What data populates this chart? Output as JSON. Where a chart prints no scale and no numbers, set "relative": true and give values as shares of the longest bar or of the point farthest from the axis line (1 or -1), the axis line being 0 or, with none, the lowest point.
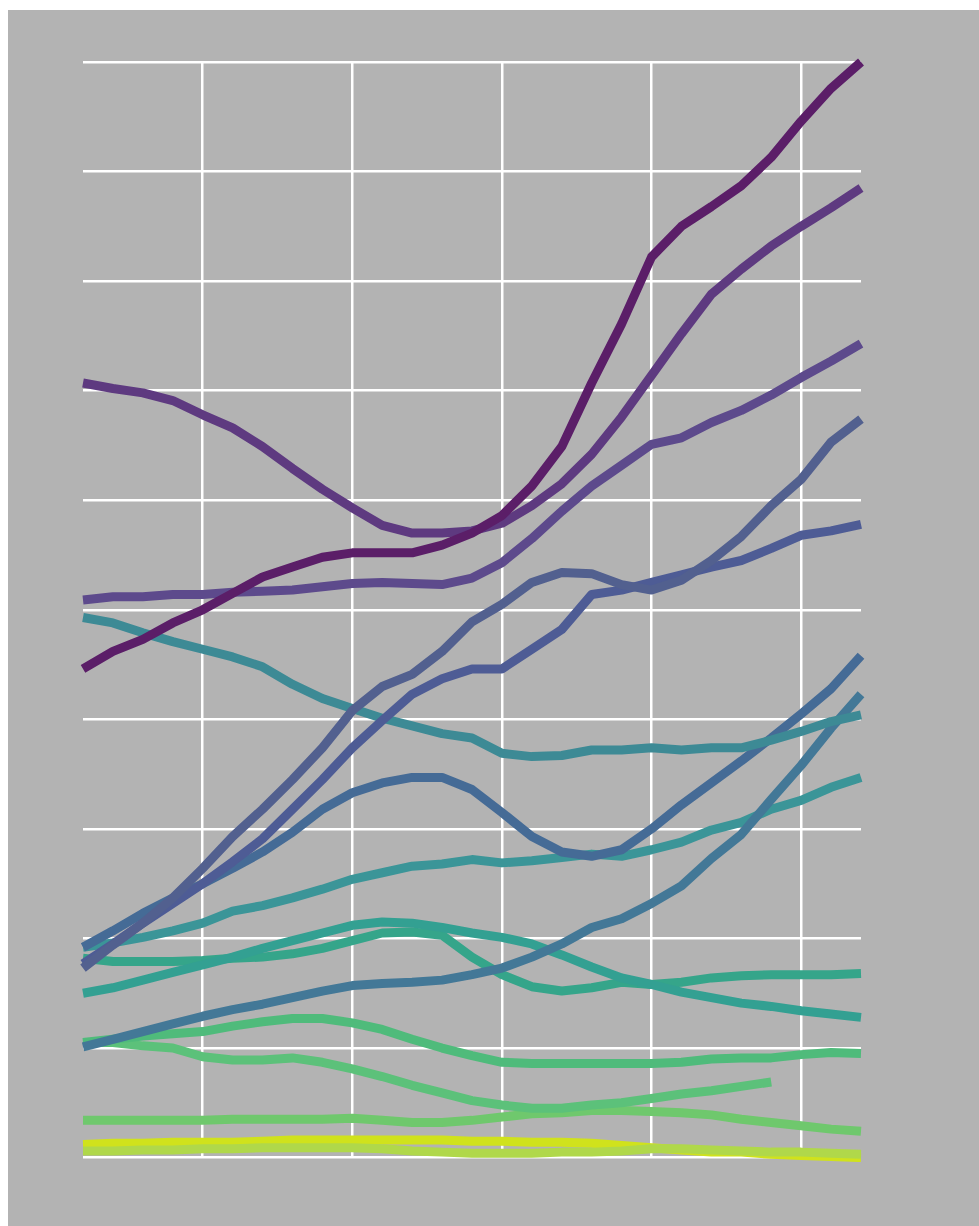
{
  "chart_data": {
    "type": "line",
    "relative": true,
    "grid": true,
    "legend": false,
    "marker": "none",
    "line_style": "solid",
    "categories": [
      null,
      null,
      null,
      null,
      null,
      null,
      null,
      null,
      null,
      null,
      null,
      null,
      null,
      null,
      null,
      null,
      null,
      null,
      null,
      null,
      null,
      null,
      null,
      null,
      null,
      null,
      null
    ],
    "series": [
      {
        "color": "#5b1e68",
        "values": [
          0.446,
          0.462,
          0.473,
          0.488,
          0.5,
          0.515,
          0.53,
          0.539,
          0.548,
          0.552,
          0.552,
          0.552,
          0.559,
          0.57,
          0.586,
          0.613,
          0.649,
          0.707,
          0.761,
          0.822,
          0.85,
          0.868,
          0.887,
          0.913,
          0.946,
          0.976,
          1
        ]
      },
      {
        "color": "#5e3a80",
        "values": [
          0.707,
          0.702,
          0.698,
          0.691,
          0.678,
          0.666,
          0.649,
          0.629,
          0.61,
          0.593,
          0.577,
          0.57,
          0.57,
          0.572,
          0.579,
          0.595,
          0.615,
          0.642,
          0.676,
          0.714,
          0.752,
          0.788,
          0.811,
          0.832,
          0.85,
          0.867,
          0.885
        ]
      },
      {
        "color": "#5d4a8c",
        "values": [
          0.509,
          0.512,
          0.512,
          0.514,
          0.514,
          0.516,
          0.517,
          0.518,
          0.521,
          0.524,
          0.525,
          0.524,
          0.523,
          0.529,
          0.543,
          0.565,
          0.59,
          0.613,
          0.632,
          0.651,
          0.657,
          0.671,
          0.682,
          0.696,
          0.712,
          0.727,
          0.743
        ]
      },
      {
        "color": "#52608f",
        "values": [
          0.173,
          0.194,
          0.214,
          0.237,
          0.264,
          0.293,
          0.318,
          0.345,
          0.374,
          0.408,
          0.43,
          0.441,
          0.462,
          0.489,
          0.505,
          0.525,
          0.534,
          0.533,
          0.523,
          0.518,
          0.527,
          0.545,
          0.567,
          0.595,
          0.619,
          0.653,
          0.674
        ]
      },
      {
        "color": "#4e5c95",
        "values": [
          0.177,
          0.195,
          0.214,
          0.232,
          0.25,
          0.27,
          0.291,
          0.318,
          0.345,
          0.374,
          0.399,
          0.423,
          0.437,
          0.446,
          0.446,
          0.464,
          0.482,
          0.514,
          0.518,
          0.525,
          0.532,
          0.539,
          0.545,
          0.556,
          0.568,
          0.572,
          0.578
        ]
      },
      {
        "color": "#3d8a95",
        "values": [
          0.493,
          0.488,
          0.479,
          0.471,
          0.464,
          0.457,
          0.448,
          0.432,
          0.419,
          0.41,
          0.401,
          0.394,
          0.387,
          0.383,
          0.369,
          0.366,
          0.367,
          0.372,
          0.372,
          0.374,
          0.372,
          0.374,
          0.374,
          0.381,
          0.389,
          0.398,
          0.404
        ]
      },
      {
        "color": "#456b96",
        "values": [
          0.192,
          0.207,
          0.223,
          0.237,
          0.25,
          0.264,
          0.279,
          0.297,
          0.318,
          0.333,
          0.342,
          0.347,
          0.347,
          0.336,
          0.315,
          0.293,
          0.279,
          0.275,
          0.281,
          0.3,
          0.322,
          0.342,
          0.362,
          0.383,
          0.405,
          0.428,
          0.458
        ]
      },
      {
        "color": "#437897",
        "values": [
          0.101,
          0.108,
          0.115,
          0.122,
          0.129,
          0.135,
          0.14,
          0.146,
          0.152,
          0.157,
          0.159,
          0.16,
          0.162,
          0.167,
          0.173,
          0.183,
          0.195,
          0.21,
          0.218,
          0.232,
          0.248,
          0.273,
          0.295,
          0.327,
          0.358,
          0.392,
          0.423
        ]
      },
      {
        "color": "#3b9598",
        "values": [
          0.192,
          0.196,
          0.201,
          0.207,
          0.214,
          0.225,
          0.23,
          0.237,
          0.245,
          0.254,
          0.26,
          0.266,
          0.268,
          0.272,
          0.269,
          0.271,
          0.274,
          0.277,
          0.275,
          0.281,
          0.288,
          0.299,
          0.306,
          0.318,
          0.326,
          0.338,
          0.347
        ]
      },
      {
        "color": "#33a092",
        "values": [
          0.15,
          0.155,
          0.162,
          0.169,
          0.176,
          0.183,
          0.191,
          0.198,
          0.205,
          0.212,
          0.215,
          0.214,
          0.21,
          0.205,
          0.201,
          0.195,
          0.185,
          0.174,
          0.164,
          0.158,
          0.151,
          0.146,
          0.141,
          0.138,
          0.134,
          0.131,
          0.128
        ]
      },
      {
        "color": "#35a58a",
        "values": [
          0.182,
          0.179,
          0.179,
          0.179,
          0.18,
          0.182,
          0.183,
          0.186,
          0.191,
          0.198,
          0.205,
          0.206,
          0.203,
          0.183,
          0.167,
          0.156,
          0.152,
          0.155,
          0.16,
          0.158,
          0.16,
          0.164,
          0.166,
          0.167,
          0.167,
          0.167,
          0.168
        ]
      },
      {
        "color": "#4fbb7b",
        "values": [
          0.105,
          0.108,
          0.111,
          0.113,
          0.115,
          0.12,
          0.124,
          0.127,
          0.127,
          0.123,
          0.117,
          0.108,
          0.1,
          0.093,
          0.087,
          0.086,
          0.086,
          0.086,
          0.086,
          0.086,
          0.087,
          0.09,
          0.091,
          0.091,
          0.094,
          0.096,
          0.095
        ]
      },
      {
        "color": "#5cc17a",
        "values": [
          0.105,
          0.105,
          0.102,
          0.1,
          0.092,
          0.089,
          0.089,
          0.091,
          0.087,
          0.081,
          0.074,
          0.066,
          0.059,
          0.052,
          0.048,
          0.045,
          0.045,
          0.048,
          0.05,
          0.054,
          0.058,
          0.061,
          0.065,
          0.069,
          null,
          null,
          null
        ]
      },
      {
        "color": "#6fc86d",
        "values": [
          0.034,
          0.034,
          0.034,
          0.034,
          0.034,
          0.035,
          0.035,
          0.035,
          0.035,
          0.036,
          0.034,
          0.032,
          0.032,
          0.034,
          0.037,
          0.04,
          0.041,
          0.043,
          0.043,
          0.042,
          0.041,
          0.039,
          0.035,
          0.032,
          0.029,
          0.026,
          0.024
        ]
      },
      {
        "color": "#b0d84a",
        "values": [
          0.006,
          0.006,
          0.007,
          0.007,
          0.008,
          0.008,
          0.009,
          0.009,
          0.009,
          0.009,
          0.008,
          0.006,
          0.005,
          0.004,
          0.004,
          0.004,
          0.005,
          0.005,
          0.006,
          0.008,
          0.008,
          0.007,
          0.006,
          0.005,
          0.005,
          0.004,
          0.003
        ]
      },
      {
        "color": "#d0e21c",
        "values": [
          0.012,
          0.013,
          0.013,
          0.014,
          0.014,
          0.014,
          0.015,
          0.016,
          0.016,
          0.016,
          0.016,
          0.016,
          0.016,
          0.015,
          0.015,
          0.014,
          0.014,
          0.013,
          0.011,
          0.009,
          0.007,
          0.005,
          0.005,
          0.003,
          0.002,
          0.001,
          0
        ]
      }
    ]
  }
}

• • •

» **Aim**
Output the data exactly. Pictures don't belong in the result.

» **Worked answer**
What data populates this chart? Output as JSON. Where a chart prints no scale and no numbers, set "relative": true and give values as shares of the longest bar or of the point farthest from the axis line (1 or -1), the axis line being 0 or, with none, the lowest point.
{
  "chart_data": {
    "type": "line",
    "relative": true,
    "grid": true,
    "legend": false,
    "marker": "none",
    "line_style": "solid",
    "categories": [
      null,
      null,
      null,
      null,
      null,
      null,
      null,
      null,
      null,
      null,
      null,
      null,
      null,
      null,
      null,
      null,
      null,
      null,
      null,
      null,
      null,
      null,
      null,
      null,
      null,
      null,
      null
    ],
    "series": [
      {
        "color": "#5b1e68",
        "values": [
          0.446,
          0.462,
          0.473,
          0.488,
          0.5,
          0.515,
          0.53,
          0.539,
          0.548,
          0.552,
          0.552,
          0.552,
          0.559,
          0.57,
          0.586,
          0.613,
          0.649,
          0.707,
          0.761,
          0.822,
          0.85,
          0.868,
          0.887,
          0.913,
          0.946,
          0.976,
          1
        ]
      },
      {
        "color": "#5e3a80",
        "values": [
          0.707,
          0.702,
          0.698,
          0.691,
          0.678,
          0.666,
          0.649,
          0.629,
          0.61,
          0.593,
          0.577,
          0.57,
          0.57,
          0.572,
          0.579,
          0.595,
          0.615,
          0.642,
          0.676,
          0.714,
          0.752,
          0.788,
          0.811,
          0.832,
          0.85,
          0.867,
          0.885
        ]
      },
      {
        "color": "#5d4a8c",
        "values": [
          0.509,
          0.512,
          0.512,
          0.514,
          0.514,
          0.516,
          0.517,
          0.518,
          0.521,
          0.524,
          0.525,
          0.524,
          0.523,
          0.529,
          0.543,
          0.565,
          0.59,
          0.613,
          0.632,
          0.651,
          0.657,
          0.671,
          0.682,
          0.696,
          0.712,
          0.727,
          0.743
        ]
      },
      {
        "color": "#52608f",
        "values": [
          0.173,
          0.194,
          0.214,
          0.237,
          0.264,
          0.293,
          0.318,
          0.345,
          0.374,
          0.408,
          0.43,
          0.441,
          0.462,
          0.489,
          0.505,
          0.525,
          0.534,
          0.533,
          0.523,
          0.518,
          0.527,
          0.545,
          0.567,
          0.595,
          0.619,
          0.653,
          0.674
        ]
      },
      {
        "color": "#4e5c95",
        "values": [
          0.177,
          0.195,
          0.214,
          0.232,
          0.25,
          0.27,
          0.291,
          0.318,
          0.345,
          0.374,
          0.399,
          0.423,
          0.437,
          0.446,
          0.446,
          0.464,
          0.482,
          0.514,
          0.518,
          0.525,
          0.532,
          0.539,
          0.545,
          0.556,
          0.568,
          0.572,
          0.578
        ]
      },
      {
        "color": "#3d8a95",
        "values": [
          0.493,
          0.488,
          0.479,
          0.471,
          0.464,
          0.457,
          0.448,
          0.432,
          0.419,
          0.41,
          0.401,
          0.394,
          0.387,
          0.383,
          0.369,
          0.366,
          0.367,
          0.372,
          0.372,
          0.374,
          0.372,
          0.374,
          0.374,
          0.381,
          0.389,
          0.398,
          0.404
        ]
      },
      {
        "color": "#456b96",
        "values": [
          0.192,
          0.207,
          0.223,
          0.237,
          0.25,
          0.264,
          0.279,
          0.297,
          0.318,
          0.333,
          0.342,
          0.347,
          0.347,
          0.336,
          0.315,
          0.293,
          0.279,
          0.275,
          0.281,
          0.3,
          0.322,
          0.342,
          0.362,
          0.383,
          0.405,
          0.428,
          0.458
        ]
      },
      {
        "color": "#437897",
        "values": [
          0.101,
          0.108,
          0.115,
          0.122,
          0.129,
          0.135,
          0.14,
          0.146,
          0.152,
          0.157,
          0.159,
          0.16,
          0.162,
          0.167,
          0.173,
          0.183,
          0.195,
          0.21,
          0.218,
          0.232,
          0.248,
          0.273,
          0.295,
          0.327,
          0.358,
          0.392,
          0.423
        ]
      },
      {
        "color": "#3b9598",
        "values": [
          0.192,
          0.196,
          0.201,
          0.207,
          0.214,
          0.225,
          0.23,
          0.237,
          0.245,
          0.254,
          0.26,
          0.266,
          0.268,
          0.272,
          0.269,
          0.271,
          0.274,
          0.277,
          0.275,
          0.281,
          0.288,
          0.299,
          0.306,
          0.318,
          0.326,
          0.338,
          0.347
        ]
      },
      {
        "color": "#33a092",
        "values": [
          0.15,
          0.155,
          0.162,
          0.169,
          0.176,
          0.183,
          0.191,
          0.198,
          0.205,
          0.212,
          0.215,
          0.214,
          0.21,
          0.205,
          0.201,
          0.195,
          0.185,
          0.174,
          0.164,
          0.158,
          0.151,
          0.146,
          0.141,
          0.138,
          0.134,
          0.131,
          0.128
        ]
      },
      {
        "color": "#35a58a",
        "values": [
          0.182,
          0.179,
          0.179,
          0.179,
          0.18,
          0.182,
          0.183,
          0.186,
          0.191,
          0.198,
          0.205,
          0.206,
          0.203,
          0.183,
          0.167,
          0.156,
          0.152,
          0.155,
          0.16,
          0.158,
          0.16,
          0.164,
          0.166,
          0.167,
          0.167,
          0.167,
          0.168
        ]
      },
      {
        "color": "#4fbb7b",
        "values": [
          0.105,
          0.108,
          0.111,
          0.113,
          0.115,
          0.12,
          0.124,
          0.127,
          0.127,
          0.123,
          0.117,
          0.108,
          0.1,
          0.093,
          0.087,
          0.086,
          0.086,
          0.086,
          0.086,
          0.086,
          0.087,
          0.09,
          0.091,
          0.091,
          0.094,
          0.096,
          0.095
        ]
      },
      {
        "color": "#5cc17a",
        "values": [
          0.105,
          0.105,
          0.102,
          0.1,
          0.092,
          0.089,
          0.089,
          0.091,
          0.087,
          0.081,
          0.074,
          0.066,
          0.059,
          0.052,
          0.048,
          0.045,
          0.045,
          0.048,
          0.05,
          0.054,
          0.058,
          0.061,
          0.065,
          0.069,
          null,
          null,
          null
        ]
      },
      {
        "color": "#6fc86d",
        "values": [
          0.034,
          0.034,
          0.034,
          0.034,
          0.034,
          0.035,
          0.035,
          0.035,
          0.035,
          0.036,
          0.034,
          0.032,
          0.032,
          0.034,
          0.037,
          0.04,
          0.041,
          0.043,
          0.043,
          0.042,
          0.041,
          0.039,
          0.035,
          0.032,
          0.029,
          0.026,
          0.024
        ]
      },
      {
        "color": "#b0d84a",
        "values": [
          0.006,
          0.006,
          0.007,
          0.007,
          0.008,
          0.008,
          0.009,
          0.009,
          0.009,
          0.009,
          0.008,
          0.006,
          0.005,
          0.004,
          0.004,
          0.004,
          0.005,
          0.005,
          0.006,
          0.008,
          0.008,
          0.007,
          0.006,
          0.005,
          0.005,
          0.004,
          0.003
        ]
      },
      {
        "color": "#d0e21c",
        "values": [
          0.012,
          0.013,
          0.013,
          0.014,
          0.014,
          0.014,
          0.015,
          0.016,
          0.016,
          0.016,
          0.016,
          0.016,
          0.016,
          0.015,
          0.015,
          0.014,
          0.014,
          0.013,
          0.011,
          0.009,
          0.007,
          0.005,
          0.005,
          0.003,
          0.002,
          0.001,
          0
        ]
      }
    ]
  }
}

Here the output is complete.